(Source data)
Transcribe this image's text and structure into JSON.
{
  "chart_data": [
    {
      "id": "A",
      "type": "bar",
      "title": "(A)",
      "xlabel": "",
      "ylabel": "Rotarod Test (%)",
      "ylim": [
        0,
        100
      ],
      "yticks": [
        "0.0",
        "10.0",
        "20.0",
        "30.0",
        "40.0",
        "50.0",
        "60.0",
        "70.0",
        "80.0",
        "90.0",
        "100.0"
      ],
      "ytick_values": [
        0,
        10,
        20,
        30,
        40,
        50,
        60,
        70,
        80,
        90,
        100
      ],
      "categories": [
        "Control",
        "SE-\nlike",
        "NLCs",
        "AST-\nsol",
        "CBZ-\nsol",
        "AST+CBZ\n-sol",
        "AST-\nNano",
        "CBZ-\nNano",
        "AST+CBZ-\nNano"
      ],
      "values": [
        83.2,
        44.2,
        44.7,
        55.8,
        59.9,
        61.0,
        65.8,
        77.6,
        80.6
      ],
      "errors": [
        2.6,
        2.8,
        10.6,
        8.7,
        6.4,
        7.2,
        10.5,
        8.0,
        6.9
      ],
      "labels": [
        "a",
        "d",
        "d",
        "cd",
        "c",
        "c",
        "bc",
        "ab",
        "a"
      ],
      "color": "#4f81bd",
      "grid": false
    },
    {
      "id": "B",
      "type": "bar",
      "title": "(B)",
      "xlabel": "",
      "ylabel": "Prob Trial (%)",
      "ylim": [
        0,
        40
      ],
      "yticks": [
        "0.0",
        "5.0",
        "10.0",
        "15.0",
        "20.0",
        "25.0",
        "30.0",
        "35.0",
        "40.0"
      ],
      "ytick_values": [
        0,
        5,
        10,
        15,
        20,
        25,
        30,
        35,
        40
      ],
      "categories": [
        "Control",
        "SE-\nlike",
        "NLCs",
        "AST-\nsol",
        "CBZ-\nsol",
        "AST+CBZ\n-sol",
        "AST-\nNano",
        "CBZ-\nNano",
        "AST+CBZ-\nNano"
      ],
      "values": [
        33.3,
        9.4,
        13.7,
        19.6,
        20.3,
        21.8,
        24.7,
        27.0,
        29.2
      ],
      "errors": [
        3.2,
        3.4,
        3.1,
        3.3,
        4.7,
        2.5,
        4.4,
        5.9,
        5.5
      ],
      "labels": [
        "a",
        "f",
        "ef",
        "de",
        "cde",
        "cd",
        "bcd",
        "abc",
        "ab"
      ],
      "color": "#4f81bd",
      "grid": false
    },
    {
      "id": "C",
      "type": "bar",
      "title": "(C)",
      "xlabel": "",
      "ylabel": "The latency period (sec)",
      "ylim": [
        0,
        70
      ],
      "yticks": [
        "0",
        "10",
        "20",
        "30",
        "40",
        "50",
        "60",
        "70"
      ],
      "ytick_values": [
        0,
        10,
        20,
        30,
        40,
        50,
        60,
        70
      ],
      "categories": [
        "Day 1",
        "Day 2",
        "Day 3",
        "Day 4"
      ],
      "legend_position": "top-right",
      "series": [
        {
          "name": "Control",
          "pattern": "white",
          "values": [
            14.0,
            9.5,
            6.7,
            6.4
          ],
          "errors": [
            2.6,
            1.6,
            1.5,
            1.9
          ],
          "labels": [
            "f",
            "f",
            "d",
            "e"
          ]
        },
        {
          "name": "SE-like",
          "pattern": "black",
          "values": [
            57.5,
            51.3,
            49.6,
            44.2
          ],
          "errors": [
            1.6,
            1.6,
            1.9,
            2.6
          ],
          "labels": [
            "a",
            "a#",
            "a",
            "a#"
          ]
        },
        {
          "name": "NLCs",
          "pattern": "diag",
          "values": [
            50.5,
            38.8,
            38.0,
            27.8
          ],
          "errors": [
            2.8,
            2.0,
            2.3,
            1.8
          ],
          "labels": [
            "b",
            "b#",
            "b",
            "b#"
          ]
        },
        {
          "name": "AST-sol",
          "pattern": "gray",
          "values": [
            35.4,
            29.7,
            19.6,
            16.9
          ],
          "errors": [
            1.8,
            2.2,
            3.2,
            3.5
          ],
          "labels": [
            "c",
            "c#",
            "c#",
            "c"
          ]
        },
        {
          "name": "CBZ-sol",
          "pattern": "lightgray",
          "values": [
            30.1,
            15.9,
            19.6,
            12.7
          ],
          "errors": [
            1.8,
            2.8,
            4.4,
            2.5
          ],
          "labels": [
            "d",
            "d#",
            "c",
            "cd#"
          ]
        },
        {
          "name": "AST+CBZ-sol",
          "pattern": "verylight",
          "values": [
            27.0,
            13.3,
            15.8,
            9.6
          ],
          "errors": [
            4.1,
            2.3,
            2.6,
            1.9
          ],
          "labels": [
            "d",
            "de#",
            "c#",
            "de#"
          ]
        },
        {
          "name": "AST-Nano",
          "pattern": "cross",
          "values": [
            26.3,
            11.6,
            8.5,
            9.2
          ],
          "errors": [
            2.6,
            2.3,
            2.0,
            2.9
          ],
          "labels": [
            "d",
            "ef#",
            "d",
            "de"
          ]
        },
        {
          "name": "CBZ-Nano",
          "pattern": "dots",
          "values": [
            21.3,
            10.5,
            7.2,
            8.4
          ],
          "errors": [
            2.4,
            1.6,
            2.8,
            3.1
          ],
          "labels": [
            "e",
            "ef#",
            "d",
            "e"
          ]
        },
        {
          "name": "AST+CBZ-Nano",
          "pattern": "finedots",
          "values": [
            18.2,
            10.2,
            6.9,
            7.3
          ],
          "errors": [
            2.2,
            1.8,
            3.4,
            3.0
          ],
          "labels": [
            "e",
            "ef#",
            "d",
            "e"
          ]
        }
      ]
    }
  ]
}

Task objective: Set every line of the listing down word for word.

Exercise output:
Transcribe this image's text and structure into JSON.
{
  "chart_data": [
    {
      "id": "A",
      "type": "bar",
      "title": "(A)",
      "xlabel": "",
      "ylabel": "Rotarod Test (%)",
      "ylim": [
        0,
        100
      ],
      "yticks": [
        "0.0",
        "10.0",
        "20.0",
        "30.0",
        "40.0",
        "50.0",
        "60.0",
        "70.0",
        "80.0",
        "90.0",
        "100.0"
      ],
      "ytick_values": [
        0,
        10,
        20,
        30,
        40,
        50,
        60,
        70,
        80,
        90,
        100
      ],
      "categories": [
        "Control",
        "SE-\nlike",
        "NLCs",
        "AST-\nsol",
        "CBZ-\nsol",
        "AST+CBZ\n-sol",
        "AST-\nNano",
        "CBZ-\nNano",
        "AST+CBZ-\nNano"
      ],
      "values": [
        83.2,
        44.2,
        44.7,
        55.8,
        59.9,
        61.0,
        65.8,
        77.6,
        80.6
      ],
      "errors": [
        2.6,
        2.8,
        10.6,
        8.7,
        6.4,
        7.2,
        10.5,
        8.0,
        6.9
      ],
      "labels": [
        "a",
        "d",
        "d",
        "cd",
        "c",
        "c",
        "bc",
        "ab",
        "a"
      ],
      "color": "#4f81bd",
      "grid": false
    },
    {
      "id": "B",
      "type": "bar",
      "title": "(B)",
      "xlabel": "",
      "ylabel": "Prob Trial (%)",
      "ylim": [
        0,
        40
      ],
      "yticks": [
        "0.0",
        "5.0",
        "10.0",
        "15.0",
        "20.0",
        "25.0",
        "30.0",
        "35.0",
        "40.0"
      ],
      "ytick_values": [
        0,
        5,
        10,
        15,
        20,
        25,
        30,
        35,
        40
      ],
      "categories": [
        "Control",
        "SE-\nlike",
        "NLCs",
        "AST-\nsol",
        "CBZ-\nsol",
        "AST+CBZ\n-sol",
        "AST-\nNano",
        "CBZ-\nNano",
        "AST+CBZ-\nNano"
      ],
      "values": [
        33.3,
        9.4,
        13.7,
        19.6,
        20.3,
        21.8,
        24.7,
        27.0,
        29.2
      ],
      "errors": [
        3.2,
        3.4,
        3.1,
        3.3,
        4.7,
        2.5,
        4.4,
        5.9,
        5.5
      ],
      "labels": [
        "a",
        "f",
        "ef",
        "de",
        "cde",
        "cd",
        "bcd",
        "abc",
        "ab"
      ],
      "color": "#4f81bd",
      "grid": false
    },
    {
      "id": "C",
      "type": "bar",
      "title": "(C)",
      "xlabel": "",
      "ylabel": "The latency period (sec)",
      "ylim": [
        0,
        70
      ],
      "yticks": [
        "0",
        "10",
        "20",
        "30",
        "40",
        "50",
        "60",
        "70"
      ],
      "ytick_values": [
        0,
        10,
        20,
        30,
        40,
        50,
        60,
        70
      ],
      "categories": [
        "Day 1",
        "Day 2",
        "Day 3",
        "Day 4"
      ],
      "legend_position": "top-right",
      "series": [
        {
          "name": "Control",
          "pattern": "white",
          "values": [
            14.0,
            9.5,
            6.7,
            6.4
          ],
          "errors": [
            2.6,
            1.6,
            1.5,
            1.9
          ],
          "labels": [
            "f",
            "f",
            "d",
            "e"
          ]
        },
        {
          "name": "SE-like",
          "pattern": "black",
          "values": [
            57.5,
            51.3,
            49.6,
            44.2
          ],
          "errors": [
            1.6,
            1.6,
            1.9,
            2.6
          ],
          "labels": [
            "a",
            "a#",
            "a",
            "a#"
          ]
        },
        {
          "name": "NLCs",
          "pattern": "diag",
          "values": [
            50.5,
            38.8,
            38.0,
            27.8
          ],
          "errors": [
            2.8,
            2.0,
            2.3,
            1.8
          ],
          "labels": [
            "b",
            "b#",
            "b",
            "b#"
          ]
        },
        {
          "name": "AST-sol",
          "pattern": "gray",
          "values": [
            35.4,
            29.7,
            19.6,
            16.9
          ],
          "errors": [
            1.8,
            2.2,
            3.2,
            3.5
          ],
          "labels": [
            "c",
            "c#",
            "c#",
            "c"
          ]
        },
        {
          "name": "CBZ-sol",
          "pattern": "lightgray",
          "values": [
            30.1,
            15.9,
            19.6,
            12.7
          ],
          "errors": [
            1.8,
            2.8,
            4.4,
            2.5
          ],
          "labels": [
            "d",
            "d#",
            "c",
            "cd#"
          ]
        },
        {
          "name": "AST+CBZ-sol",
          "pattern": "verylight",
          "values": [
            27.0,
            13.3,
            15.8,
            9.6
          ],
          "errors": [
            4.1,
            2.3,
            2.6,
            1.9
          ],
          "labels": [
            "d",
            "de#",
            "c#",
            "de#"
          ]
        },
        {
          "name": "AST-Nano",
          "pattern": "cross",
          "values": [
            26.3,
            11.6,
            8.5,
            9.2
          ],
          "errors": [
            2.6,
            2.3,
            2.0,
            2.9
          ],
          "labels": [
            "d",
            "ef#",
            "d",
            "de"
          ]
        },
        {
          "name": "CBZ-Nano",
          "pattern": "dots",
          "values": [
            21.3,
            10.5,
            7.2,
            8.4
          ],
          "errors": [
            2.4,
            1.6,
            2.8,
            3.1
          ],
          "labels": [
            "e",
            "ef#",
            "d",
            "e"
          ]
        },
        {
          "name": "AST+CBZ-Nano",
          "pattern": "finedots",
          "values": [
            18.2,
            10.2,
            6.9,
            7.3
          ],
          "errors": [
            2.2,
            1.8,
            3.4,
            3.0
          ],
          "labels": [
            "e",
            "ef#",
            "d",
            "e"
          ]
        }
      ]
    }
  ]
}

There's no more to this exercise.